Of all the lines in the records below, how many hold the word "this"? Give the number alone.

Extracted records:
════

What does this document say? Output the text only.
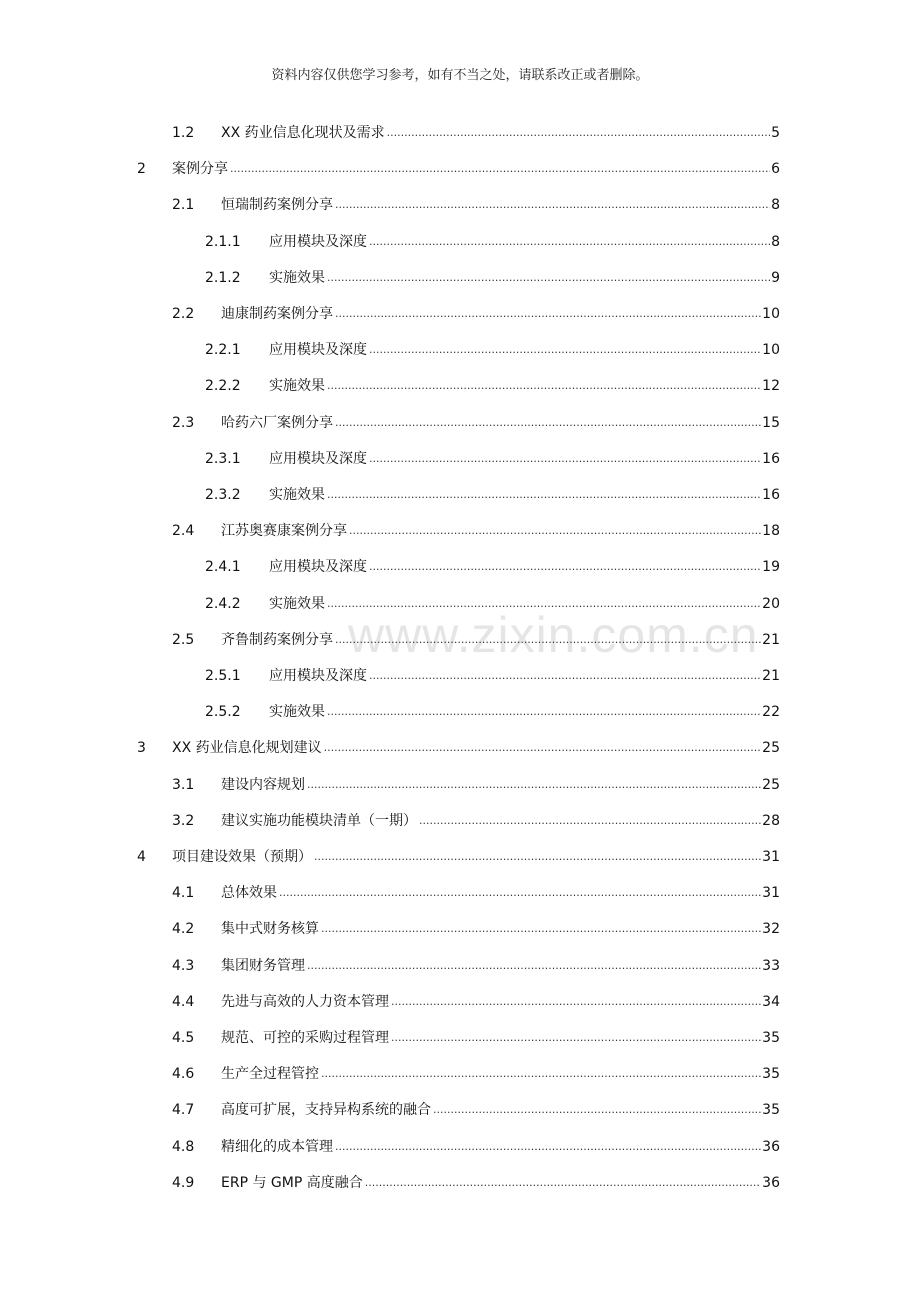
资料内容仅供您学习参考，如有不当之处，请联系改正或者删除。
www.zixin.com.cn
1.2	XX 药业信息化现状及需求 .....	5
2	案例分享 .....	6
2.1	恒瑞制药案例分享 .....	8
2.1.1	应用模块及深度 .....	8
2.1.2	实施效果 .....	9
2.2	迪康制药案例分享 .....	10
2.2.1	应用模块及深度 .....	10
2.2.2	实施效果 .....	12
2.3	哈药六厂案例分享 .....	15
2.3.1	应用模块及深度 .....	16
2.3.2	实施效果 .....	16
2.4	江苏奥赛康案例分享 .....	18
2.4.1	应用模块及深度 .....	19
2.4.2	实施效果 .....	20
2.5	齐鲁制药案例分享 .....	21
2.5.1	应用模块及深度 .....	21
2.5.2	实施效果 .....	22
3	XX 药业信息化规划建议 .....	25
3.1	建设内容规划 .....	25
3.2	建议实施功能模块清单（一期） .....	28
4	项目建设效果（预期） .....	31
4.1	总体效果 .....	31
4.2	集中式财务核算 .....	32
4.3	集团财务管理 .....	33
4.4	先进与高效的人力资本管理 .....	34
4.5	规范、可控的采购过程管理 .....	35
4.6	生产全过程管控 .....	35
4.7	高度可扩展，支持异构系统的融合 .....	35
4.8	精细化的成本管理 .....	36
4.9	ERP 与 GMP 高度融合 .....	36
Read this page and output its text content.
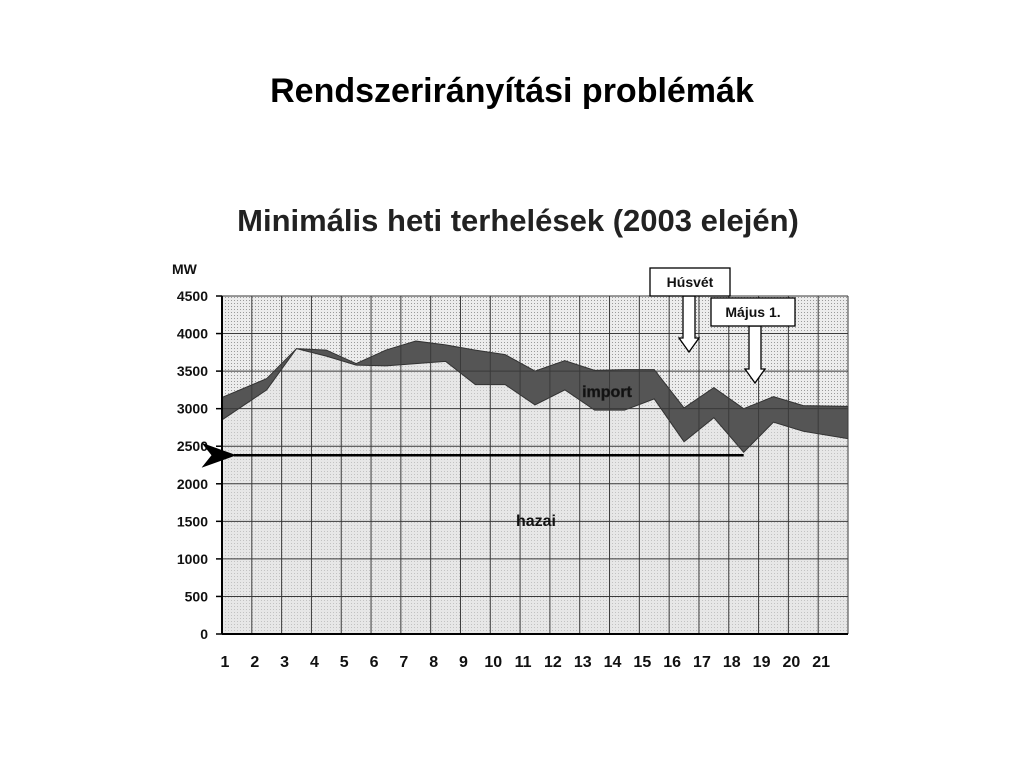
Rendszerirányítási problémák
Minimális heti terhelések (2003 elején)
MW
0
500
1000
1500
2000
2500
3000
3500
4000
4500
1 2 3 4 5 6 7 8 9 10 11 12 13 14 15 16 17 18 19 20 21
import
hazai
Húsvét
Május 1.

════

TASK SOLUTION: 2